* Start Entries shown *

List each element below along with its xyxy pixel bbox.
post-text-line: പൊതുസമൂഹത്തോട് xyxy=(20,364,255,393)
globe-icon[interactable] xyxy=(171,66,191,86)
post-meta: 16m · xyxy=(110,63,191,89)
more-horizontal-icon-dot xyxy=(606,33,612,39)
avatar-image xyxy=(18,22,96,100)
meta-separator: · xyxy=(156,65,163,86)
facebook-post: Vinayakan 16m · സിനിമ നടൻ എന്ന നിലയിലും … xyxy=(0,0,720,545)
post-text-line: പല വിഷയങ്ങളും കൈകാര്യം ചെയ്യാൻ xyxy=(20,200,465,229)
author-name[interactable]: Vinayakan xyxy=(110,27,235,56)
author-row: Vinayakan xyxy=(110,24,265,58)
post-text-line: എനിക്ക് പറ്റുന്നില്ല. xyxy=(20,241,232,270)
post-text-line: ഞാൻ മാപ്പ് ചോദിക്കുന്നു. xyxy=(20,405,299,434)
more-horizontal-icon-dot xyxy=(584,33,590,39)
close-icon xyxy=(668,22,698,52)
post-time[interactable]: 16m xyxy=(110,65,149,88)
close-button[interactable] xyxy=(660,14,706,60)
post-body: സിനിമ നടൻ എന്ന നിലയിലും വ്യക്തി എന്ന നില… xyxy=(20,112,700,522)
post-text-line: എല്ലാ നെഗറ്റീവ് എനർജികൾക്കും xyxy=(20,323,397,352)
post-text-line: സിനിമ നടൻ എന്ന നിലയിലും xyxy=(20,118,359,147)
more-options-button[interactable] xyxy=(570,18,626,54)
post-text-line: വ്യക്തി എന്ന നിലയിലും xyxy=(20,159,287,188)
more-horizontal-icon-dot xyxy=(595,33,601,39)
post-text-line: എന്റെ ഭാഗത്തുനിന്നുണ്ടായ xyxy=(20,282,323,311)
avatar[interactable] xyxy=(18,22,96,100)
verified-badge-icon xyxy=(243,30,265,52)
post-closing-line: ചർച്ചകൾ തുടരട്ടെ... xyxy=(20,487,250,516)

* End Entries shown *

■ Work to be completed: Print every item above again, line for line, without changing anything.

■ Written answer:
List each element below along with its xyxy pixel bbox.
post-text-line: പൊതുസമൂഹത്തോട് xyxy=(20,364,255,393)
globe-icon[interactable] xyxy=(171,66,191,86)
post-meta: 16m · xyxy=(110,63,191,89)
more-horizontal-icon-dot xyxy=(606,33,612,39)
avatar-image xyxy=(18,22,96,100)
meta-separator: · xyxy=(156,65,163,86)
facebook-post: Vinayakan 16m · സിനിമ നടൻ എന്ന നിലയിലും … xyxy=(0,0,720,545)
post-text-line: പല വിഷയങ്ങളും കൈകാര്യം ചെയ്യാൻ xyxy=(20,200,465,229)
author-name[interactable]: Vinayakan xyxy=(110,27,235,56)
author-row: Vinayakan xyxy=(110,24,265,58)
post-text-line: എനിക്ക് പറ്റുന്നില്ല. xyxy=(20,241,232,270)
post-text-line: ഞാൻ മാപ്പ് ചോദിക്കുന്നു. xyxy=(20,405,299,434)
more-horizontal-icon-dot xyxy=(584,33,590,39)
close-icon xyxy=(668,22,698,52)
post-time[interactable]: 16m xyxy=(110,65,149,88)
close-button[interactable] xyxy=(660,14,706,60)
post-body: സിനിമ നടൻ എന്ന നിലയിലും വ്യക്തി എന്ന നില… xyxy=(20,112,700,522)
post-text-line: എല്ലാ നെഗറ്റീവ് എനർജികൾക്കും xyxy=(20,323,397,352)
post-text-line: സിനിമ നടൻ എന്ന നിലയിലും xyxy=(20,118,359,147)
more-options-button[interactable] xyxy=(570,18,626,54)
post-text-line: വ്യക്തി എന്ന നിലയിലും xyxy=(20,159,287,188)
more-horizontal-icon-dot xyxy=(595,33,601,39)
post-text-line: എന്റെ ഭാഗത്തുനിന്നുണ്ടായ xyxy=(20,282,323,311)
avatar[interactable] xyxy=(18,22,96,100)
verified-badge-icon xyxy=(243,30,265,52)
post-closing-line: ചർച്ചകൾ തുടരട്ടെ... xyxy=(20,487,250,516)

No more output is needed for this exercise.